Gather each line of the entries below that includes "Piano".

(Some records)
┏━━

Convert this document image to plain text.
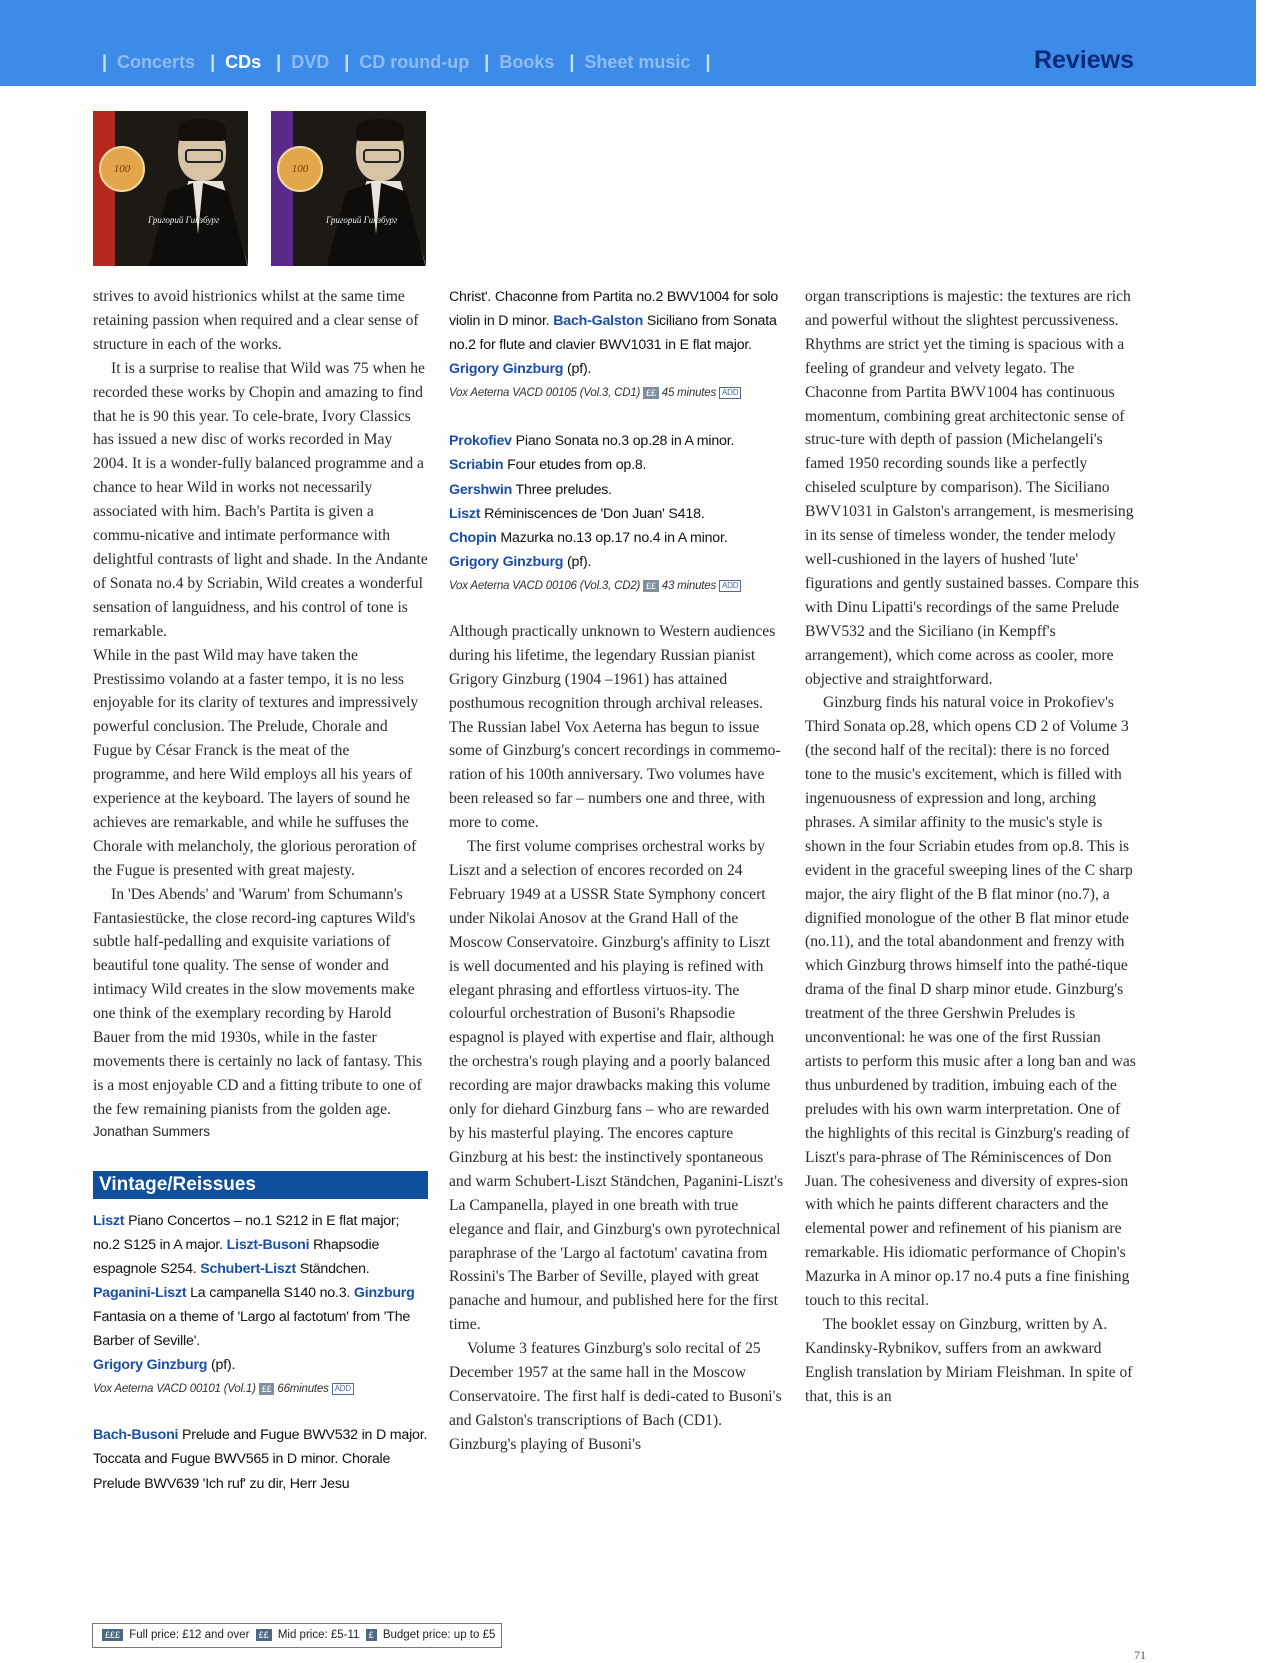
| Concerts | CDs | DVD | CD round-up | Books | Sheet music |	Reviews
100
Григорий Гинзбург
100
Григорий Гинзбург

strives to avoid histrionics whilst at the same time retaining passion when required and a clear sense of structure in each of the works.

It is a surprise to realise that Wild was 75 when he recorded these works by Chopin and amazing to find that he is 90 this year. To cele-brate, Ivory Classics has issued a new disc of works recorded in May 2004. It is a wonder-fully balanced programme and a chance to hear Wild in works not necessarily associated with him. Bach's Partita is given a commu-nicative and intimate performance with delightful contrasts of light and shade. In the Andante of Sonata no.4 by Scriabin, Wild creates a wonderful sensation of languidness, and his control of tone is remarkable.

While in the past Wild may have taken the Prestissimo volando at a faster tempo, it is no less enjoyable for its clarity of textures and impressively powerful conclusion. The Prelude, Chorale and Fugue by César Franck is the meat of the programme, and here Wild employs all his years of experience at the keyboard. The layers of sound he achieves are remarkable, and while he suffuses the Chorale with melancholy, the glorious peroration of the Fugue is presented with great majesty.

In 'Des Abends' and 'Warum' from Schumann's Fantasiestücke, the close record-ing captures Wild's subtle half-pedalling and exquisite variations of beautiful tone quality. The sense of wonder and intimacy Wild creates in the slow movements make one think of the exemplary recording by Harold Bauer from the mid 1930s, while in the faster movements there is certainly no lack of fantasy. This is a most enjoyable CD and a fitting tribute to one of the few remaining pianists from the golden age.

Jonathan Summers
Vintage/Reissues
Liszt Piano Concertos – no.1 S212 in E flat major; no.2 S125 in A major. Liszt-Busoni Rhapsodie espagnole S254. Schubert-Liszt Ständchen. Paganini-Liszt La campanella S140 no.3. Ginzburg Fantasia on a theme of 'Largo al factotum' from 'The Barber of Seville'.
Grigory Ginzburg (pf).
Vox Aeterna VACD 00101 (Vol.1) ££ 66minutes ADD
Bach-Busoni Prelude and Fugue BWV532 in D major. Toccata and Fugue BWV565 in D minor. Chorale Prelude BWV639 'Ich ruf' zu dir, Herr Jesu
Christ'. Chaconne from Partita no.2 BWV1004 for solo violin in D minor. Bach-Galston Siciliano from Sonata no.2 for flute and clavier BWV1031 in E flat major.
Grigory Ginzburg (pf).
Vox Aeterna VACD 00105 (Vol.3, CD1) ££ 45 minutes ADD
Prokofiev Piano Sonata no.3 op.28 in A minor.
Scriabin Four etudes from op.8.
Gershwin Three preludes.
Liszt Réminiscences de 'Don Juan' S418.
Chopin Mazurka no.13 op.17 no.4 in A minor.
Grigory Ginzburg (pf).
Vox Aeterna VACD 00106 (Vol.3, CD2) ££ 43 minutes ADD

Although practically unknown to Western audiences during his lifetime, the legendary Russian pianist Grigory Ginzburg (1904 –1961) has attained posthumous recognition through archival releases. The Russian label Vox Aeterna has begun to issue some of Ginzburg's concert recordings in commemo-ration of his 100th anniversary. Two volumes have been released so far – numbers one and three, with more to come.

The first volume comprises orchestral works by Liszt and a selection of encores recorded on 24 February 1949 at a USSR State Symphony concert under Nikolai Anosov at the Grand Hall of the Moscow Conservatoire. Ginzburg's affinity to Liszt is well documented and his playing is refined with elegant phrasing and effortless virtuos-ity. The colourful orchestration of Busoni's Rhapsodie espagnol is played with expertise and flair, although the orchestra's rough playing and a poorly balanced recording are major drawbacks making this volume only for diehard Ginzburg fans – who are rewarded by his masterful playing. The encores capture Ginzburg at his best: the instinctively spontaneous and warm Schubert-Liszt Ständchen, Paganini-Liszt's La Campanella, played in one breath with true elegance and flair, and Ginzburg's own pyrotechnical paraphrase of the 'Largo al factotum' cavatina from Rossini's The Barber of Seville, played with great panache and humour, and published here for the first time.

Volume 3 features Ginzburg's solo recital of 25 December 1957 at the same hall in the Moscow Conservatoire. The first half is dedi-cated to Busoni's and Galston's transcriptions of Bach (CD1). Ginzburg's playing of Busoni's

organ transcriptions is majestic: the textures are rich and powerful without the slightest percussiveness. Rhythms are strict yet the timing is spacious with a feeling of grandeur and velvety legato. The Chaconne from Partita BWV1004 has continuous momentum, combining great architectonic sense of struc-ture with depth of passion (Michelangeli's famed 1950 recording sounds like a perfectly chiseled sculpture by comparison). The Siciliano BWV1031 in Galston's arrangement, is mesmerising in its sense of timeless wonder, the tender melody well-cushioned in the layers of hushed 'lute' figurations and gently sustained basses. Compare this with Dinu Lipatti's recordings of the same Prelude BWV532 and the Siciliano (in Kempff's arrangement), which come across as cooler, more objective and straightforward.

Ginzburg finds his natural voice in Prokofiev's Third Sonata op.28, which opens CD 2 of Volume 3 (the second half of the recital): there is no forced tone to the music's excitement, which is filled with ingenuousness of expression and long, arching phrases. A similar affinity to the music's style is shown in the four Scriabin etudes from op.8. This is evident in the graceful sweeping lines of the C sharp major, the airy flight of the B flat minor (no.7), a dignified monologue of the other B flat minor etude (no.11), and the total abandonment and frenzy with which Ginzburg throws himself into the pathé-tique drama of the final D sharp minor etude. Ginzburg's treatment of the three Gershwin Preludes is unconventional: he was one of the first Russian artists to perform this music after a long ban and was thus unburdened by tradition, imbuing each of the preludes with his own warm interpretation. One of the highlights of this recital is Ginzburg's reading of Liszt's para-phrase of The Réminiscences of Don Juan. The cohesiveness and diversity of expres-sion with which he paints different characters and the elemental power and refinement of his pianism are remarkable. His idiomatic performance of Chopin's Mazurka in A minor op.17 no.4 puts a fine finishing touch to this recital.

The booklet essay on Ginzburg, written by A. Kandinsky-Rybnikov, suffers from an awkward English translation by Miriam Fleishman. In spite of that, this is an

£££ Full price: £12 and over ££ Mid price: £5-11 £ Budget price: up to £5
71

┗━━

** REPLY **
Liszt Piano Concertos – no.1 S212 in E flat major; no.2 S125 in A major. Liszt-Busoni Rhapsodie espagnole S254. Schubert-Liszt Ständchen. Paganini-Liszt La campanella S140 no.3. Ginzburg Fantasia on a theme of 'Largo al factotum' from 'The Barber of Seville'.
Prokofiev Piano Sonata no.3 op.28 in A minor.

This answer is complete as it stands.